• [Written request]:
Please write out the complete listing that follows, exactly as it reads.
------ Data provided
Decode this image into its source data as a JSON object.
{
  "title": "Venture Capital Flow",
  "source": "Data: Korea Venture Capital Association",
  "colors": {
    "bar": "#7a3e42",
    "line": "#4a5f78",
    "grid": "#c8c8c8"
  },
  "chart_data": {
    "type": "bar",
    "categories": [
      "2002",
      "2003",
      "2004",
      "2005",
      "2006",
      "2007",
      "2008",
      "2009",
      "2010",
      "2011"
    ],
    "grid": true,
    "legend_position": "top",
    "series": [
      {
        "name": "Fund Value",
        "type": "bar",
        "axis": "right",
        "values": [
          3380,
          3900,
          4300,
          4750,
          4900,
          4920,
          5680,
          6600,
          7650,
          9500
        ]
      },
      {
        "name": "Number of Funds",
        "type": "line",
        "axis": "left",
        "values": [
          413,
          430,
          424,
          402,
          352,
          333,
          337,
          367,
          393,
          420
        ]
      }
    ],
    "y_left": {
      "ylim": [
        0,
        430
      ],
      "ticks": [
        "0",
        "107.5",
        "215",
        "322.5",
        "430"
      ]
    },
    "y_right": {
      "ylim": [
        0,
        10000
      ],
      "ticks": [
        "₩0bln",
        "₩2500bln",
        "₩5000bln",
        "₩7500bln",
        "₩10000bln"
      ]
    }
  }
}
------------
• [Solution below]:
Decode this image into its source data as a JSON object.
{
  "title": "Venture Capital Flow",
  "source": "Data: Korea Venture Capital Association",
  "colors": {
    "bar": "#7a3e42",
    "line": "#4a5f78",
    "grid": "#c8c8c8"
  },
  "chart_data": {
    "type": "bar",
    "categories": [
      "2002",
      "2003",
      "2004",
      "2005",
      "2006",
      "2007",
      "2008",
      "2009",
      "2010",
      "2011"
    ],
    "grid": true,
    "legend_position": "top",
    "series": [
      {
        "name": "Fund Value",
        "type": "bar",
        "axis": "right",
        "values": [
          3380,
          3900,
          4300,
          4750,
          4900,
          4920,
          5680,
          6600,
          7650,
          9500
        ]
      },
      {
        "name": "Number of Funds",
        "type": "line",
        "axis": "left",
        "values": [
          413,
          430,
          424,
          402,
          352,
          333,
          337,
          367,
          393,
          420
        ]
      }
    ],
    "y_left": {
      "ylim": [
        0,
        430
      ],
      "ticks": [
        "0",
        "107.5",
        "215",
        "322.5",
        "430"
      ]
    },
    "y_right": {
      "ylim": [
        0,
        10000
      ],
      "ticks": [
        "₩0bln",
        "₩2500bln",
        "₩5000bln",
        "₩7500bln",
        "₩10000bln"
      ]
    }
  }
}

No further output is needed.